▸ **Given task**
Write out every single entry exactly.

▸ **Material for the task**
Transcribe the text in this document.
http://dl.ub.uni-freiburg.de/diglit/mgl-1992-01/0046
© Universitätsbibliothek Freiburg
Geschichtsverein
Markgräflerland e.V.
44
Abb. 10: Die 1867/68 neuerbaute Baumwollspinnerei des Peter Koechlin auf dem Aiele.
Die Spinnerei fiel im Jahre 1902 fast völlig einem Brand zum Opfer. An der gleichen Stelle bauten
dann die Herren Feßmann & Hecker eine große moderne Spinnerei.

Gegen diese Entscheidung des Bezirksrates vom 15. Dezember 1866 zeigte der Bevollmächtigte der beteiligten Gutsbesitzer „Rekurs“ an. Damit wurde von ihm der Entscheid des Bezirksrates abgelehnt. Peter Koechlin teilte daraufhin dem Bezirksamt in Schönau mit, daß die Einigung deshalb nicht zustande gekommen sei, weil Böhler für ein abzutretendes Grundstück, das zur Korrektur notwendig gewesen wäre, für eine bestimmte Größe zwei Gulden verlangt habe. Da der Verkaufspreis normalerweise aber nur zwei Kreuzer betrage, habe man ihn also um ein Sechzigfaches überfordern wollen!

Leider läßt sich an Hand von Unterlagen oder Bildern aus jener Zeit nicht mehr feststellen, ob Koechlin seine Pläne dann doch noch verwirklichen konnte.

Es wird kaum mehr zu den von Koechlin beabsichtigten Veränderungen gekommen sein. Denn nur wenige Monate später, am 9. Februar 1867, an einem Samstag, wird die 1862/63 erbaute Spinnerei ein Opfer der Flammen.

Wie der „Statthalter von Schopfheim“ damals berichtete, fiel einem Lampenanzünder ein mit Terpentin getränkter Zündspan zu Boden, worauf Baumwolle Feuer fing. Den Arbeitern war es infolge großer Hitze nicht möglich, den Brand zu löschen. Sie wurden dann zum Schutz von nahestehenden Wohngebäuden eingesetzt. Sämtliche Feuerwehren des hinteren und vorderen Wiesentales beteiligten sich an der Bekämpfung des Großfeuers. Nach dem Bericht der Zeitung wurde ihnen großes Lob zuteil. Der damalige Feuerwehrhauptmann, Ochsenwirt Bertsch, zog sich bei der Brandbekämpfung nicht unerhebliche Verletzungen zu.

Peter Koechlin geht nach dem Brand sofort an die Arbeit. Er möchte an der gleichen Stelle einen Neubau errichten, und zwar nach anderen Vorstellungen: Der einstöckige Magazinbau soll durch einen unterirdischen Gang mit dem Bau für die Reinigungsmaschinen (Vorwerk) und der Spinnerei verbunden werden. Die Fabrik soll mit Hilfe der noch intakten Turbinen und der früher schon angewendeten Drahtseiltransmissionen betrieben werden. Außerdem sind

▸ **Result of this task**
Transcribe the text in this document.
http://dl.ub.uni-freiburg.de/diglit/mgl-1992-01/0046
© Universitätsbibliothek Freiburg
Geschichtsverein
Markgräflerland e.V.
44
Abb. 10: Die 1867/68 neuerbaute Baumwollspinnerei des Peter Koechlin auf dem Aiele.
Die Spinnerei fiel im Jahre 1902 fast völlig einem Brand zum Opfer. An der gleichen Stelle bauten
dann die Herren Feßmann & Hecker eine große moderne Spinnerei.

Gegen diese Entscheidung des Bezirksrates vom 15. Dezember 1866 zeigte der Bevollmächtigte der beteiligten Gutsbesitzer „Rekurs“ an. Damit wurde von ihm der Entscheid des Bezirksrates abgelehnt. Peter Koechlin teilte daraufhin dem Bezirksamt in Schönau mit, daß die Einigung deshalb nicht zustande gekommen sei, weil Böhler für ein abzutretendes Grundstück, das zur Korrektur notwendig gewesen wäre, für eine bestimmte Größe zwei Gulden verlangt habe. Da der Verkaufspreis normalerweise aber nur zwei Kreuzer betrage, habe man ihn also um ein Sechzigfaches überfordern wollen!

Leider läßt sich an Hand von Unterlagen oder Bildern aus jener Zeit nicht mehr feststellen, ob Koechlin seine Pläne dann doch noch verwirklichen konnte.

Es wird kaum mehr zu den von Koechlin beabsichtigten Veränderungen gekommen sein. Denn nur wenige Monate später, am 9. Februar 1867, an einem Samstag, wird die 1862/63 erbaute Spinnerei ein Opfer der Flammen.

Wie der „Statthalter von Schopfheim“ damals berichtete, fiel einem Lampenanzünder ein mit Terpentin getränkter Zündspan zu Boden, worauf Baumwolle Feuer fing. Den Arbeitern war es infolge großer Hitze nicht möglich, den Brand zu löschen. Sie wurden dann zum Schutz von nahestehenden Wohngebäuden eingesetzt. Sämtliche Feuerwehren des hinteren und vorderen Wiesentales beteiligten sich an der Bekämpfung des Großfeuers. Nach dem Bericht der Zeitung wurde ihnen großes Lob zuteil. Der damalige Feuerwehrhauptmann, Ochsenwirt Bertsch, zog sich bei der Brandbekämpfung nicht unerhebliche Verletzungen zu.

Peter Koechlin geht nach dem Brand sofort an die Arbeit. Er möchte an der gleichen Stelle einen Neubau errichten, und zwar nach anderen Vorstellungen: Der einstöckige Magazinbau soll durch einen unterirdischen Gang mit dem Bau für die Reinigungsmaschinen (Vorwerk) und der Spinnerei verbunden werden. Die Fabrik soll mit Hilfe der noch intakten Turbinen und der früher schon angewendeten Drahtseiltransmissionen betrieben werden. Außerdem sind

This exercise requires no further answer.